● **Task details**: Copy out all of the data exactly as it appears.

-- start of Extracted data --

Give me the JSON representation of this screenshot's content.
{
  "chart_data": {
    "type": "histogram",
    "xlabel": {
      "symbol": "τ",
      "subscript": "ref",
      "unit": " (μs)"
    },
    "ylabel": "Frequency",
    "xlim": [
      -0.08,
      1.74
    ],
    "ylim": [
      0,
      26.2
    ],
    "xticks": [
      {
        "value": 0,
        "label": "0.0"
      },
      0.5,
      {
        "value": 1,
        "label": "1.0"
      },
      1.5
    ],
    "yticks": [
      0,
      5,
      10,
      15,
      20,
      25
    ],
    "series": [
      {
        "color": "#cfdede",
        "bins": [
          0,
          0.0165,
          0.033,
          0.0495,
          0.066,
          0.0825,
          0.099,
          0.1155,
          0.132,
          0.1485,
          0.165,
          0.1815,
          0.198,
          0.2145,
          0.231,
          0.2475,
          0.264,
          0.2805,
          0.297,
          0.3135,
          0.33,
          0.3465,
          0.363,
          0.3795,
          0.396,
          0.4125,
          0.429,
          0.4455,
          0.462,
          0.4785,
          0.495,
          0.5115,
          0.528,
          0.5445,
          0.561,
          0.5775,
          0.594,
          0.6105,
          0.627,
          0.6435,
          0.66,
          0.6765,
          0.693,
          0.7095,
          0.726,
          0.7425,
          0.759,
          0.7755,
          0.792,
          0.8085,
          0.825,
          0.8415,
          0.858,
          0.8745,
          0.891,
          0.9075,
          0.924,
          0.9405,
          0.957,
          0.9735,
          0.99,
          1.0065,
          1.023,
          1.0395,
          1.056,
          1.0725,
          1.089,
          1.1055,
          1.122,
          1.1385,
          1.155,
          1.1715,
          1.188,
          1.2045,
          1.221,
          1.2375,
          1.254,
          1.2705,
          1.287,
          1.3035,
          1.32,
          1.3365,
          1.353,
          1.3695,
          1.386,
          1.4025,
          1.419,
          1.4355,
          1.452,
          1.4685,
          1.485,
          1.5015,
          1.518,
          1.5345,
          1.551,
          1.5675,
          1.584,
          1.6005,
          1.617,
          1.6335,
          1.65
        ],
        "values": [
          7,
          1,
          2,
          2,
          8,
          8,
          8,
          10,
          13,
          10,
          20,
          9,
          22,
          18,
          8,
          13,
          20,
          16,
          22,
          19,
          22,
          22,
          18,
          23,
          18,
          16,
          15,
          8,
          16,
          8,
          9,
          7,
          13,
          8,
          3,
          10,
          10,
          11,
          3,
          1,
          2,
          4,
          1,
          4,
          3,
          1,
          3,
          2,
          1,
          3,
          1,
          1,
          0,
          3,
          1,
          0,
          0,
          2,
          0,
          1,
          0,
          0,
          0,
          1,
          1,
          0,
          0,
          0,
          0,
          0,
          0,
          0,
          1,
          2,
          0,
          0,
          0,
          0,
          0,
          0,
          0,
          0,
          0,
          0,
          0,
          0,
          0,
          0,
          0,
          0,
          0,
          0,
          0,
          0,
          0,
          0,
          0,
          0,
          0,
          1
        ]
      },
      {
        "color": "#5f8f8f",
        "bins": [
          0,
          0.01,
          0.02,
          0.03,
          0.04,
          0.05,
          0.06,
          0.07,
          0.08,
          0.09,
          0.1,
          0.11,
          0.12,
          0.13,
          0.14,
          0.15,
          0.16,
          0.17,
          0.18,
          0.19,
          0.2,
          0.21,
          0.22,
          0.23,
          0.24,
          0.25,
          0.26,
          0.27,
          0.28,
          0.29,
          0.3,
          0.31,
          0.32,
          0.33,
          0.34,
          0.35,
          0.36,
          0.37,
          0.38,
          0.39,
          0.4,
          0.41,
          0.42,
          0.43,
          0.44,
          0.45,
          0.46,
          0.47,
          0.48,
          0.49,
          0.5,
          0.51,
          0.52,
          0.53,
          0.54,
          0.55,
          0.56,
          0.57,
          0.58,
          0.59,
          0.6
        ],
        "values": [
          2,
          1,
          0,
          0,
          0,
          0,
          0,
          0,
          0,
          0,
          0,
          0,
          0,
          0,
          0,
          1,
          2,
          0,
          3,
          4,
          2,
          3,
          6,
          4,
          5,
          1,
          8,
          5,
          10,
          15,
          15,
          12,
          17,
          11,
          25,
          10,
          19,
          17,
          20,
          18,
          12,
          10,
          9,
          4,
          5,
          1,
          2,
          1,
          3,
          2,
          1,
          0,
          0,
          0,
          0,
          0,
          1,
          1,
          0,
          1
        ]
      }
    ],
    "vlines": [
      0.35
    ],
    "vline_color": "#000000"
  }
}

-- end of Extracted data --

● **Task answer**:
Give me the JSON representation of this screenshot's content.
{
  "chart_data": {
    "type": "histogram",
    "xlabel": {
      "symbol": "τ",
      "subscript": "ref",
      "unit": " (μs)"
    },
    "ylabel": "Frequency",
    "xlim": [
      -0.08,
      1.74
    ],
    "ylim": [
      0,
      26.2
    ],
    "xticks": [
      {
        "value": 0,
        "label": "0.0"
      },
      0.5,
      {
        "value": 1,
        "label": "1.0"
      },
      1.5
    ],
    "yticks": [
      0,
      5,
      10,
      15,
      20,
      25
    ],
    "series": [
      {
        "color": "#cfdede",
        "bins": [
          0,
          0.0165,
          0.033,
          0.0495,
          0.066,
          0.0825,
          0.099,
          0.1155,
          0.132,
          0.1485,
          0.165,
          0.1815,
          0.198,
          0.2145,
          0.231,
          0.2475,
          0.264,
          0.2805,
          0.297,
          0.3135,
          0.33,
          0.3465,
          0.363,
          0.3795,
          0.396,
          0.4125,
          0.429,
          0.4455,
          0.462,
          0.4785,
          0.495,
          0.5115,
          0.528,
          0.5445,
          0.561,
          0.5775,
          0.594,
          0.6105,
          0.627,
          0.6435,
          0.66,
          0.6765,
          0.693,
          0.7095,
          0.726,
          0.7425,
          0.759,
          0.7755,
          0.792,
          0.8085,
          0.825,
          0.8415,
          0.858,
          0.8745,
          0.891,
          0.9075,
          0.924,
          0.9405,
          0.957,
          0.9735,
          0.99,
          1.0065,
          1.023,
          1.0395,
          1.056,
          1.0725,
          1.089,
          1.1055,
          1.122,
          1.1385,
          1.155,
          1.1715,
          1.188,
          1.2045,
          1.221,
          1.2375,
          1.254,
          1.2705,
          1.287,
          1.3035,
          1.32,
          1.3365,
          1.353,
          1.3695,
          1.386,
          1.4025,
          1.419,
          1.4355,
          1.452,
          1.4685,
          1.485,
          1.5015,
          1.518,
          1.5345,
          1.551,
          1.5675,
          1.584,
          1.6005,
          1.617,
          1.6335,
          1.65
        ],
        "values": [
          7,
          1,
          2,
          2,
          8,
          8,
          8,
          10,
          13,
          10,
          20,
          9,
          22,
          18,
          8,
          13,
          20,
          16,
          22,
          19,
          22,
          22,
          18,
          23,
          18,
          16,
          15,
          8,
          16,
          8,
          9,
          7,
          13,
          8,
          3,
          10,
          10,
          11,
          3,
          1,
          2,
          4,
          1,
          4,
          3,
          1,
          3,
          2,
          1,
          3,
          1,
          1,
          0,
          3,
          1,
          0,
          0,
          2,
          0,
          1,
          0,
          0,
          0,
          1,
          1,
          0,
          0,
          0,
          0,
          0,
          0,
          0,
          1,
          2,
          0,
          0,
          0,
          0,
          0,
          0,
          0,
          0,
          0,
          0,
          0,
          0,
          0,
          0,
          0,
          0,
          0,
          0,
          0,
          0,
          0,
          0,
          0,
          0,
          0,
          1
        ]
      },
      {
        "color": "#5f8f8f",
        "bins": [
          0,
          0.01,
          0.02,
          0.03,
          0.04,
          0.05,
          0.06,
          0.07,
          0.08,
          0.09,
          0.1,
          0.11,
          0.12,
          0.13,
          0.14,
          0.15,
          0.16,
          0.17,
          0.18,
          0.19,
          0.2,
          0.21,
          0.22,
          0.23,
          0.24,
          0.25,
          0.26,
          0.27,
          0.28,
          0.29,
          0.3,
          0.31,
          0.32,
          0.33,
          0.34,
          0.35,
          0.36,
          0.37,
          0.38,
          0.39,
          0.4,
          0.41,
          0.42,
          0.43,
          0.44,
          0.45,
          0.46,
          0.47,
          0.48,
          0.49,
          0.5,
          0.51,
          0.52,
          0.53,
          0.54,
          0.55,
          0.56,
          0.57,
          0.58,
          0.59,
          0.6
        ],
        "values": [
          2,
          1,
          0,
          0,
          0,
          0,
          0,
          0,
          0,
          0,
          0,
          0,
          0,
          0,
          0,
          1,
          2,
          0,
          3,
          4,
          2,
          3,
          6,
          4,
          5,
          1,
          8,
          5,
          10,
          15,
          15,
          12,
          17,
          11,
          25,
          10,
          19,
          17,
          20,
          18,
          12,
          10,
          9,
          4,
          5,
          1,
          2,
          1,
          3,
          2,
          1,
          0,
          0,
          0,
          0,
          0,
          1,
          1,
          0,
          1
        ]
      }
    ],
    "vlines": [
      0.35
    ],
    "vline_color": "#000000"
  }
}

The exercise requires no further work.